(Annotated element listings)
##########

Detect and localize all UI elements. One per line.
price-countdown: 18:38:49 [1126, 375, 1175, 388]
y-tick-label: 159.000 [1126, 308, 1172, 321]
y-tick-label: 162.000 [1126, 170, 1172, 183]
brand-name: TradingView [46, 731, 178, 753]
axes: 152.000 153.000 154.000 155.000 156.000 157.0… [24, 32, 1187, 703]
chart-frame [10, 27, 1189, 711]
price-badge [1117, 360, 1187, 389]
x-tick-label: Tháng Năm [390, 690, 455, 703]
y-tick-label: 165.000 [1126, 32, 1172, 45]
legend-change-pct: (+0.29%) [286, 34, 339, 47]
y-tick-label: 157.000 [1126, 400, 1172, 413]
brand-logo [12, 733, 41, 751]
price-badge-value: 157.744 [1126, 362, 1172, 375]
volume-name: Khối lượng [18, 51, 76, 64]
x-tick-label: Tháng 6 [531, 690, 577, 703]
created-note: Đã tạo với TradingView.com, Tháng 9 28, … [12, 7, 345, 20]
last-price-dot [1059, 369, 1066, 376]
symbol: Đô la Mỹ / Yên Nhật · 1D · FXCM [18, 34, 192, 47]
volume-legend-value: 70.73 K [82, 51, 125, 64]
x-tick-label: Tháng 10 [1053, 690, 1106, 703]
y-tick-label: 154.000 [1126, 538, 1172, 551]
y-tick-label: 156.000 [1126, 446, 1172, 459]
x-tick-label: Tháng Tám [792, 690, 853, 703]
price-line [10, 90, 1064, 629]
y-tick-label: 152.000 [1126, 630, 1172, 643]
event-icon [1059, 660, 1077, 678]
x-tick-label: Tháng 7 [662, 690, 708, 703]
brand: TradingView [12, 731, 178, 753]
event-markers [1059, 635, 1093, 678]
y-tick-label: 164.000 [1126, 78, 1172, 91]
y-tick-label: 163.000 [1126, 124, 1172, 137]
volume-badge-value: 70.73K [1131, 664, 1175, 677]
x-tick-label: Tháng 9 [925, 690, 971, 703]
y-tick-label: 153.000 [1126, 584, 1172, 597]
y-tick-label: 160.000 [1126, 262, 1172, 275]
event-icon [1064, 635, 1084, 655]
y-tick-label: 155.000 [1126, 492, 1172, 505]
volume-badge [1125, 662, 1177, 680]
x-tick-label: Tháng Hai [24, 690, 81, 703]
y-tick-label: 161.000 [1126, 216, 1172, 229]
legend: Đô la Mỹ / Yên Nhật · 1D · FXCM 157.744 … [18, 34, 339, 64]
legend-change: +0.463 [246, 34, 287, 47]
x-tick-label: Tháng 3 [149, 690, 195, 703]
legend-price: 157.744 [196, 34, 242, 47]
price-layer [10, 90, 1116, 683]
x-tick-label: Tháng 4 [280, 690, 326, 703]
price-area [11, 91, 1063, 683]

##########

Transcribe every line of the listing above verbatim, in its original order, changing no characters.

**EXERCISE SOLUTION**
Detect and localize all UI elements. One per line.
price-countdown: 18:38:49 [1126, 375, 1175, 388]
y-tick-label: 159.000 [1126, 308, 1172, 321]
y-tick-label: 162.000 [1126, 170, 1172, 183]
brand-name: TradingView [46, 731, 178, 753]
axes: 152.000 153.000 154.000 155.000 156.000 157.0… [24, 32, 1187, 703]
chart-frame [10, 27, 1189, 711]
price-badge [1117, 360, 1187, 389]
x-tick-label: Tháng Năm [390, 690, 455, 703]
y-tick-label: 165.000 [1126, 32, 1172, 45]
legend-change-pct: (+0.29%) [286, 34, 339, 47]
y-tick-label: 157.000 [1126, 400, 1172, 413]
brand-logo [12, 733, 41, 751]
price-badge-value: 157.744 [1126, 362, 1172, 375]
volume-name: Khối lượng [18, 51, 76, 64]
x-tick-label: Tháng 6 [531, 690, 577, 703]
created-note: Đã tạo với TradingView.com, Tháng 9 28, … [12, 7, 345, 20]
last-price-dot [1059, 369, 1066, 376]
symbol: Đô la Mỹ / Yên Nhật · 1D · FXCM [18, 34, 192, 47]
volume-legend-value: 70.73 K [82, 51, 125, 64]
x-tick-label: Tháng 10 [1053, 690, 1106, 703]
y-tick-label: 154.000 [1126, 538, 1172, 551]
y-tick-label: 156.000 [1126, 446, 1172, 459]
x-tick-label: Tháng Tám [792, 690, 853, 703]
price-line [10, 90, 1064, 629]
y-tick-label: 152.000 [1126, 630, 1172, 643]
event-icon [1059, 660, 1077, 678]
x-tick-label: Tháng 7 [662, 690, 708, 703]
brand: TradingView [12, 731, 178, 753]
event-markers [1059, 635, 1093, 678]
y-tick-label: 164.000 [1126, 78, 1172, 91]
y-tick-label: 163.000 [1126, 124, 1172, 137]
volume-badge-value: 70.73K [1131, 664, 1175, 677]
x-tick-label: Tháng 9 [925, 690, 971, 703]
y-tick-label: 153.000 [1126, 584, 1172, 597]
y-tick-label: 160.000 [1126, 262, 1172, 275]
event-icon [1064, 635, 1084, 655]
y-tick-label: 155.000 [1126, 492, 1172, 505]
volume-badge [1125, 662, 1177, 680]
x-tick-label: Tháng Hai [24, 690, 81, 703]
y-tick-label: 161.000 [1126, 216, 1172, 229]
legend: Đô la Mỹ / Yên Nhật · 1D · FXCM 157.744 … [18, 34, 339, 64]
legend-change: +0.463 [246, 34, 287, 47]
x-tick-label: Tháng 3 [149, 690, 195, 703]
legend-price: 157.744 [196, 34, 242, 47]
price-layer [10, 90, 1116, 683]
x-tick-label: Tháng 4 [280, 690, 326, 703]
price-area [11, 91, 1063, 683]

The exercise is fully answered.